| Exercise directions |
Keep only the lines that hold the string "BatchPatch", filtering out the rest of the entries below.

BEGIN Supplied records

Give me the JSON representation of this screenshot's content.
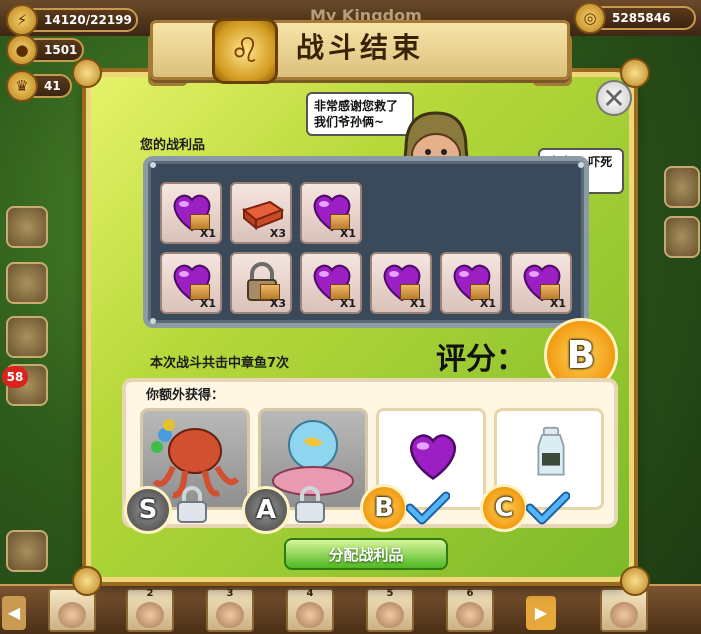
{
  "hud": {
    "energy": "14120/22199",
    "coins": "1501",
    "level": "41",
    "gold": "5285846",
    "kingdom_title": "My Kingdom",
    "left_badge": "58"
  },
  "dialog": {
    "title": "战斗结束",
    "close_glyph": "✕",
    "loot_label": "您的战利品",
    "bubble_left": "非常感谢您救了我们爷孙俩~",
    "bubble_right": "呜呜....吓死我了~~",
    "hits_text": "本次战斗共击中章鱼7次",
    "score_label": "评分：",
    "score_grade": "B",
    "extra_label": "你额外获得：",
    "distribute_button": "分配战利品"
  },
  "loot_items": [
    {
      "icon": "purple-heart-crate",
      "qty": "X1"
    },
    {
      "icon": "red-brick",
      "qty": "X3"
    },
    {
      "icon": "purple-heart-crate",
      "qty": "X1"
    },
    {
      "icon": "purple-heart-crate",
      "qty": "X1"
    },
    {
      "icon": "padlock-crate",
      "qty": "X3"
    },
    {
      "icon": "purple-heart-crate",
      "qty": "X1"
    },
    {
      "icon": "purple-heart-crate",
      "qty": "X1"
    },
    {
      "icon": "purple-heart-crate",
      "qty": "X1"
    },
    {
      "icon": "purple-heart-crate",
      "qty": "X1"
    }
  ],
  "rewards": [
    {
      "grade": "S",
      "state": "locked",
      "icon": "octopus-ship"
    },
    {
      "grade": "A",
      "state": "locked",
      "icon": "aquarium-ship"
    },
    {
      "grade": "B",
      "state": "earned",
      "icon": "purple-heart"
    },
    {
      "grade": "C",
      "state": "earned",
      "icon": "milk-bottle"
    }
  ],
  "friends": [
    "2",
    "3",
    "4",
    "5",
    "6"
  ],
  "colors": {
    "dialog_green": "#b6d83a",
    "score_burst": "#f29b12",
    "check_blue": "#2f8fe0",
    "button_green": "#4fb822"
  }
}
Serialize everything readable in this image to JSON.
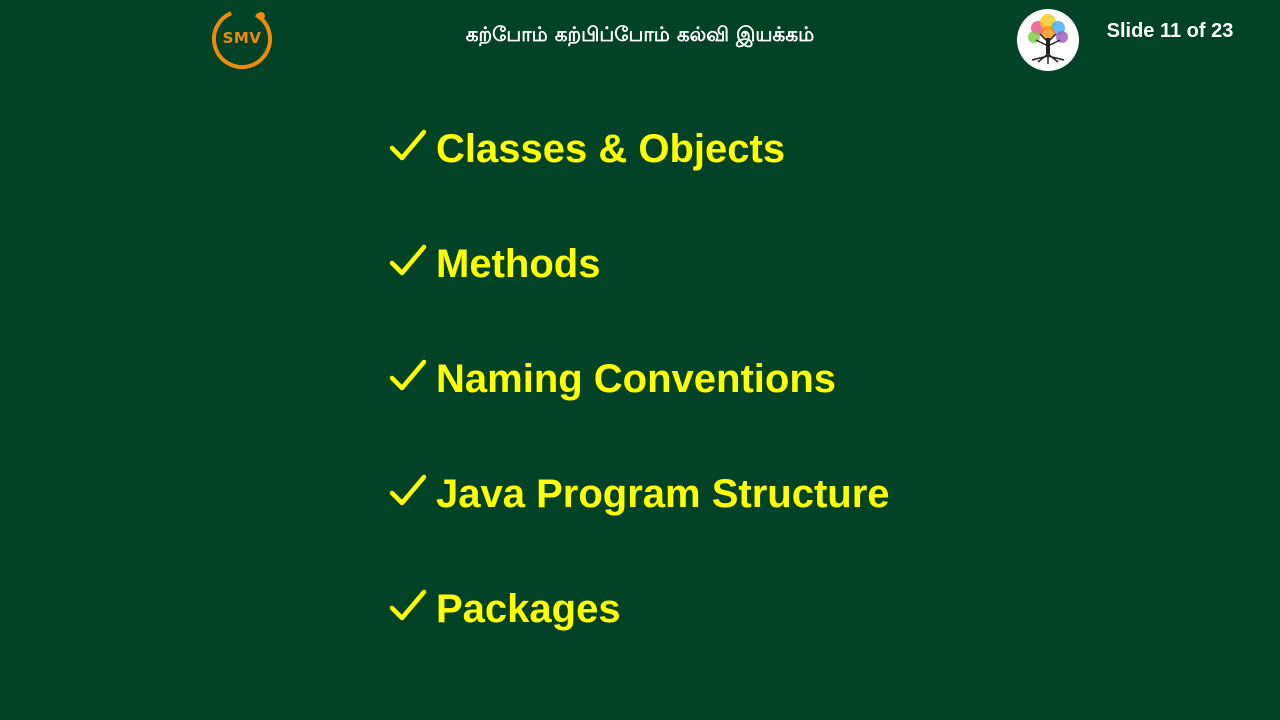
{
  "header": {
    "logo_text": "SMV",
    "tagline": "கற்போம் கற்பிப்போம் கல்வி இயக்கம்",
    "slide_counter": "Slide 11 of 23"
  },
  "bullets": [
    {
      "label": "Classes & Objects",
      "icon": "check-icon"
    },
    {
      "label": "Methods",
      "icon": "check-icon"
    },
    {
      "label": "Naming Conventions",
      "icon": "check-icon"
    },
    {
      "label": "Java Program Structure",
      "icon": "check-icon"
    },
    {
      "label": "Packages",
      "icon": "check-icon"
    }
  ],
  "colors": {
    "background": "#024226",
    "bullet_text": "#ffff00",
    "header_text": "#ffffff",
    "logo_accent": "#f08a0c"
  }
}
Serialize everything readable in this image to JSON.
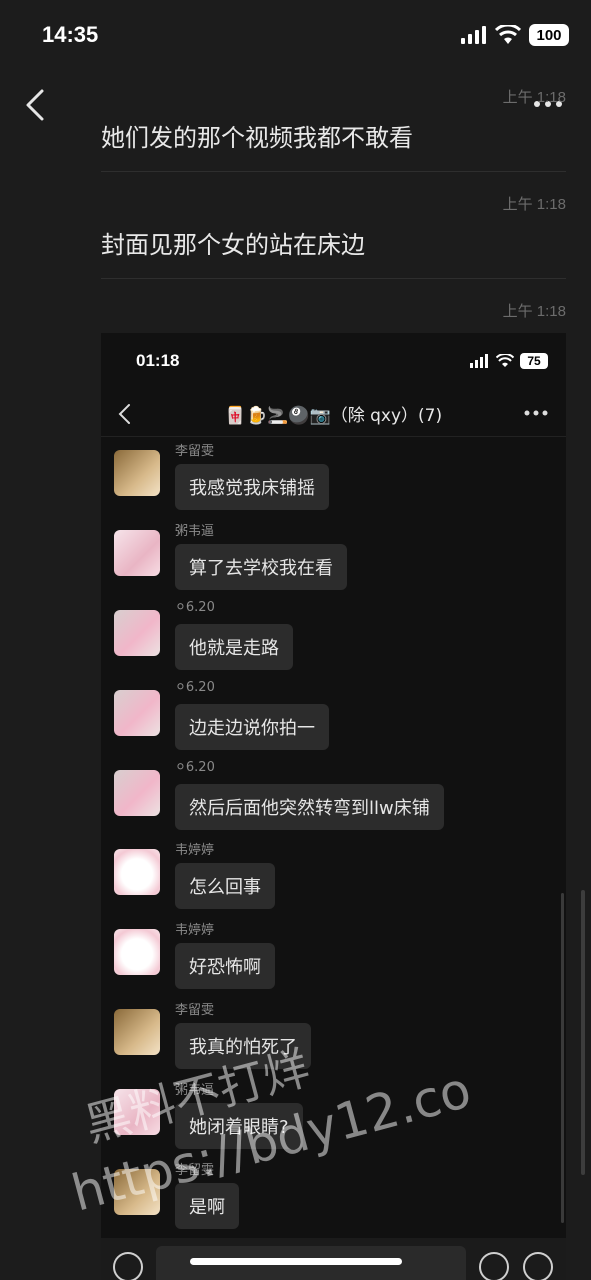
{
  "status_bar": {
    "time": "14:35",
    "battery": "100"
  },
  "messages": [
    {
      "time": "上午 1:18",
      "text": "她们发的那个视频我都不敢看"
    },
    {
      "time": "上午 1:18",
      "text": "封面见那个女的站在床边"
    },
    {
      "time": "上午 1:18",
      "text": ""
    }
  ],
  "screenshot": {
    "status_time": "01:18",
    "battery": "75",
    "title": "🀄🍺🚬🎱📷（除 qxy）(7)",
    "chat": [
      {
        "sender": "李留雯",
        "text": "我感觉我床铺摇"
      },
      {
        "sender": "粥韦逼",
        "text": "算了去学校我在看"
      },
      {
        "sender": "⚪6.20",
        "text": "他就是走路"
      },
      {
        "sender": "⚪6.20",
        "text": "边走边说你拍一"
      },
      {
        "sender": "⚪6.20",
        "text": "然后后面他突然转弯到llw床铺"
      },
      {
        "sender": "韦婷婷",
        "text": "怎么回事"
      },
      {
        "sender": "韦婷婷",
        "text": "好恐怖啊"
      },
      {
        "sender": "李留雯",
        "text": "我真的怕死了"
      },
      {
        "sender": "粥韦逼",
        "text": "她闭着眼睛?"
      },
      {
        "sender": "李留雯",
        "text": "是啊"
      }
    ]
  },
  "watermark": {
    "line1": "黑料不打烊",
    "line2": "https://bdy12.co"
  }
}
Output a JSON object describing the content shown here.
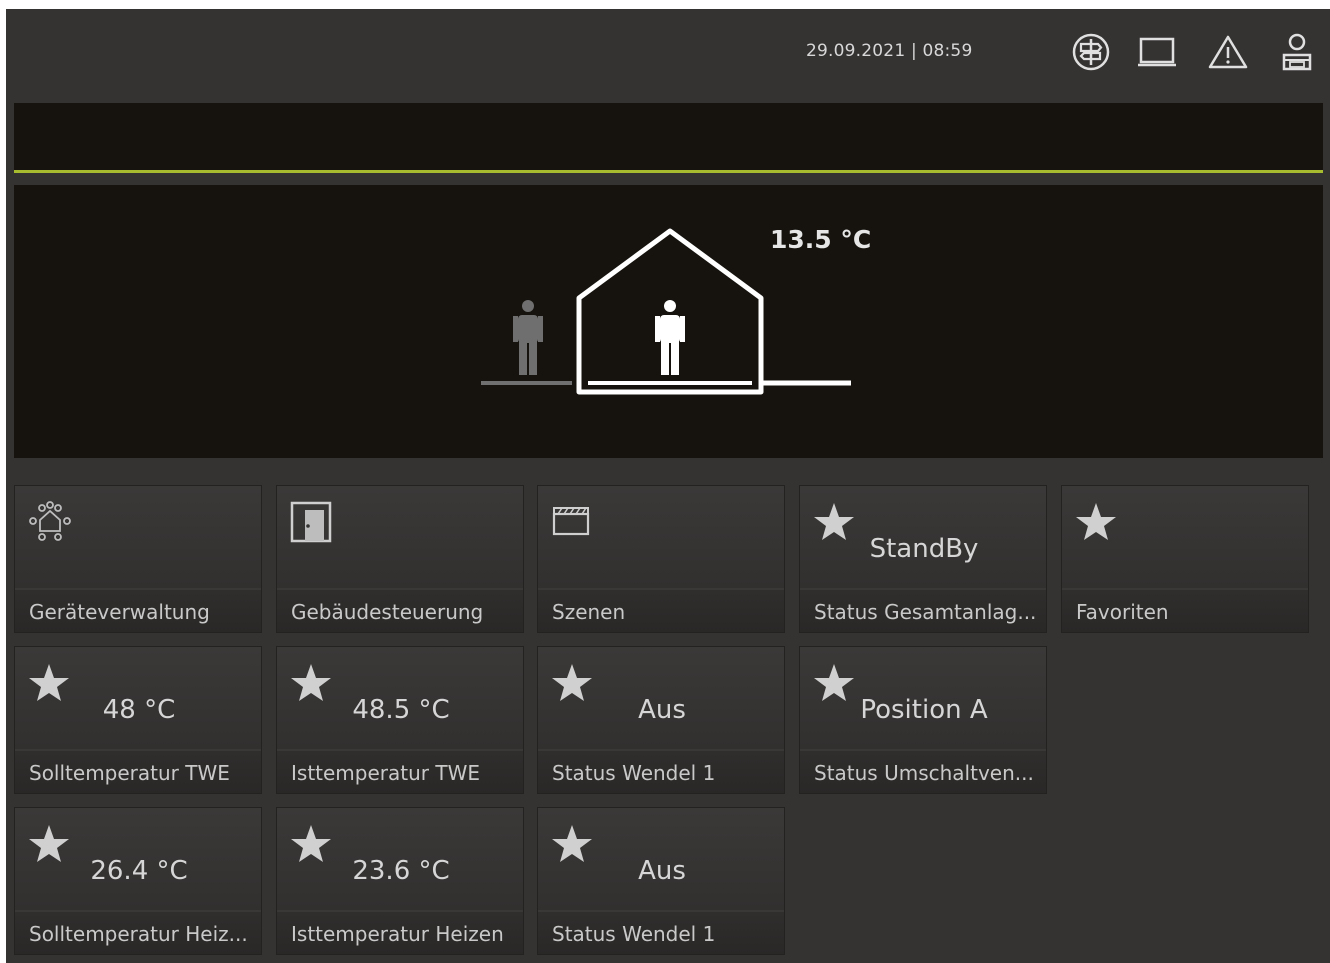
{
  "header": {
    "datetime": "29.09.2021 | 08:59",
    "icons": [
      "signpost-icon",
      "screen-icon",
      "warning-icon",
      "user-icon"
    ]
  },
  "scene": {
    "temperature": "13.5 °C"
  },
  "tiles": [
    {
      "label": "Geräteverwaltung",
      "value": "",
      "icon": "device-network-icon"
    },
    {
      "label": "Gebäudesteuerung",
      "value": "",
      "icon": "door-icon"
    },
    {
      "label": "Szenen",
      "value": "",
      "icon": "clapperboard-icon"
    },
    {
      "label": "Status Gesamtanlag...",
      "value": "StandBy",
      "icon": "star-icon"
    },
    {
      "label": "Favoriten",
      "value": "",
      "icon": "star-icon"
    },
    {
      "label": "Solltemperatur TWE",
      "value": "48 °C",
      "icon": "star-icon"
    },
    {
      "label": "Isttemperatur TWE",
      "value": "48.5 °C",
      "icon": "star-icon"
    },
    {
      "label": "Status Wendel 1",
      "value": "Aus",
      "icon": "star-icon"
    },
    {
      "label": "Status Umschaltven...",
      "value": "Position A",
      "icon": "star-icon"
    },
    {
      "label": "Solltemperatur Heiz...",
      "value": "26.4 °C",
      "icon": "star-icon"
    },
    {
      "label": "Isttemperatur Heizen",
      "value": "23.6 °C",
      "icon": "star-icon"
    },
    {
      "label": "Status Wendel 1",
      "value": "Aus",
      "icon": "star-icon"
    }
  ],
  "colors": {
    "background": "#353332",
    "panel": "#16130e",
    "accent": "#a7bd2f"
  }
}
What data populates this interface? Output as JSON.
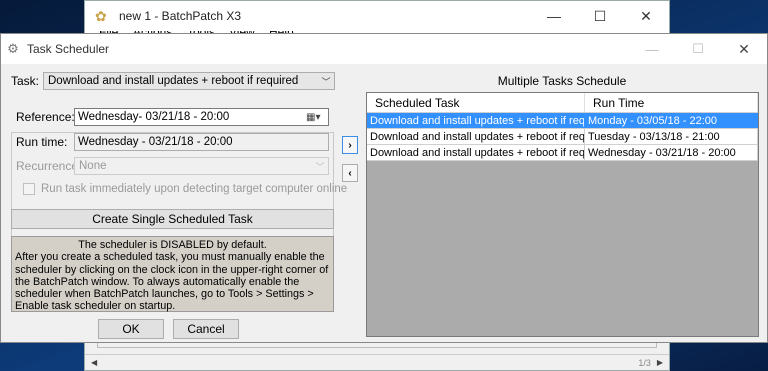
{
  "background_window": {
    "title": "new 1 - BatchPatch X3",
    "menu": [
      "File",
      "Actions",
      "Tools",
      "View",
      "Help"
    ],
    "page_indicator": "1/3"
  },
  "dialog": {
    "title": "Task Scheduler",
    "task_label": "Task:",
    "task_value": "Download and install updates + reboot if required",
    "reference_label": "Reference:",
    "reference_value": "Wednesday- 03/21/18 - 20:00",
    "runtime_label": "Run time:",
    "runtime_value": "Wednesday - 03/21/18 - 20:00",
    "recurrence_label": "Recurrence:",
    "recurrence_value": "None",
    "immediate_label": "Run task immediately upon detecting target computer online",
    "create_button": "Create Single Scheduled Task",
    "info_heading": "The scheduler is DISABLED by default.",
    "info_body": "After you create a scheduled task, you must manually enable the scheduler by clicking on the clock icon in the upper-right corner of the BatchPatch window.  To always automatically enable the scheduler when BatchPatch launches, go to Tools > Settings > Enable task scheduler on startup.",
    "ok_button": "OK",
    "cancel_button": "Cancel",
    "add_arrow": "›",
    "remove_arrow": "‹",
    "schedule_title": "Multiple Tasks Schedule",
    "columns": [
      "Scheduled Task",
      "Run Time"
    ],
    "rows": [
      {
        "task": "Download and install updates + reboot if required",
        "time": "Monday - 03/05/18 - 22:00",
        "selected": true
      },
      {
        "task": "Download and install updates + reboot if required",
        "time": "Tuesday - 03/13/18 - 21:00",
        "selected": false
      },
      {
        "task": "Download and install updates + reboot if required",
        "time": "Wednesday - 03/21/18 - 20:00",
        "selected": false
      }
    ]
  },
  "colors": {
    "selection": "#3390ff",
    "grid_empty": "#ababab",
    "info_bg": "#d4d0c8"
  }
}
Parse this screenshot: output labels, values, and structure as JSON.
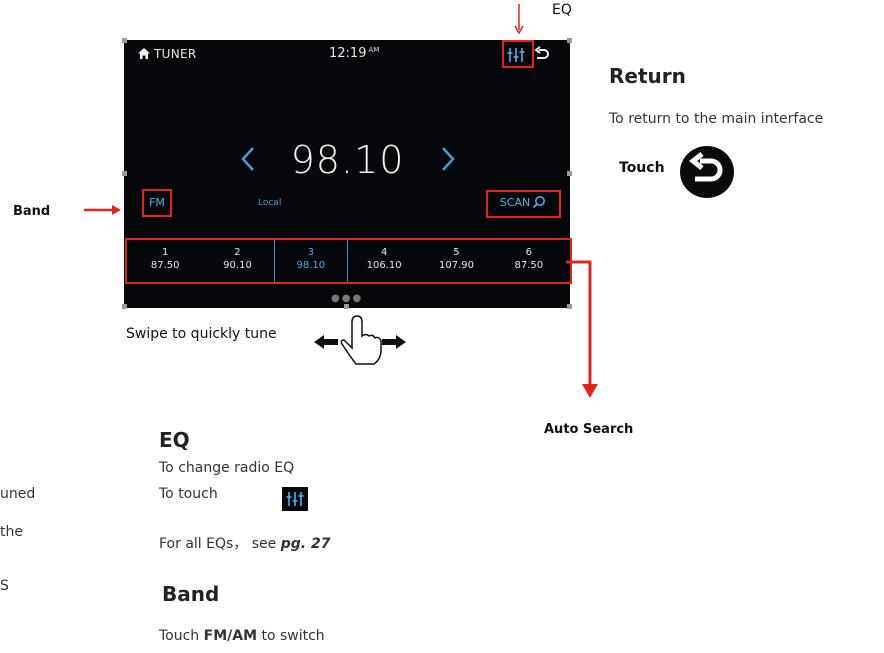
{
  "screen": {
    "tuner_label": "TUNER",
    "time": "12:19",
    "ampm": "AM",
    "frequency": "98.10",
    "band": "FM",
    "local_label": "Local",
    "scan_label": "SCAN",
    "presets": [
      {
        "num": "1",
        "freq": "87.50"
      },
      {
        "num": "2",
        "freq": "90.10"
      },
      {
        "num": "3",
        "freq": "98.10"
      },
      {
        "num": "4",
        "freq": "106.10"
      },
      {
        "num": "5",
        "freq": "107.90"
      },
      {
        "num": "6",
        "freq": "87.50"
      }
    ],
    "active_preset": 3,
    "accent_color": "#4fb3ec",
    "highlight_color": "#e3241c"
  },
  "annotations": {
    "eq_top": "EQ",
    "band_left": "Band",
    "swipe": "Swipe to quickly tune",
    "auto_search": "Auto Search"
  },
  "return_section": {
    "heading": "Return",
    "text": "To return to the main interface",
    "touch": "Touch"
  },
  "eq_section": {
    "heading": "EQ",
    "line1": "To change radio EQ",
    "line2": "To touch",
    "line3_prefix": "For all EQs， see ",
    "line3_ref": "pg. 27"
  },
  "band_section": {
    "heading": "Band",
    "prefix": "Touch ",
    "bold": "FM/AM",
    "suffix": " to switch"
  },
  "cut_off_text": [
    "uned",
    "the",
    "S"
  ]
}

END Supplied records

| Problem solution |
    "title": "new 1 - BatchPatch X3",
    "info_body": "After you create a scheduled task, you must manually enable the scheduler by clicking on the clock icon in the upper-right corner of the BatchPatch window.  To always automatically enable the scheduler when BatchPatch launches, go to Tools > Settings > Enable task scheduler on startup.",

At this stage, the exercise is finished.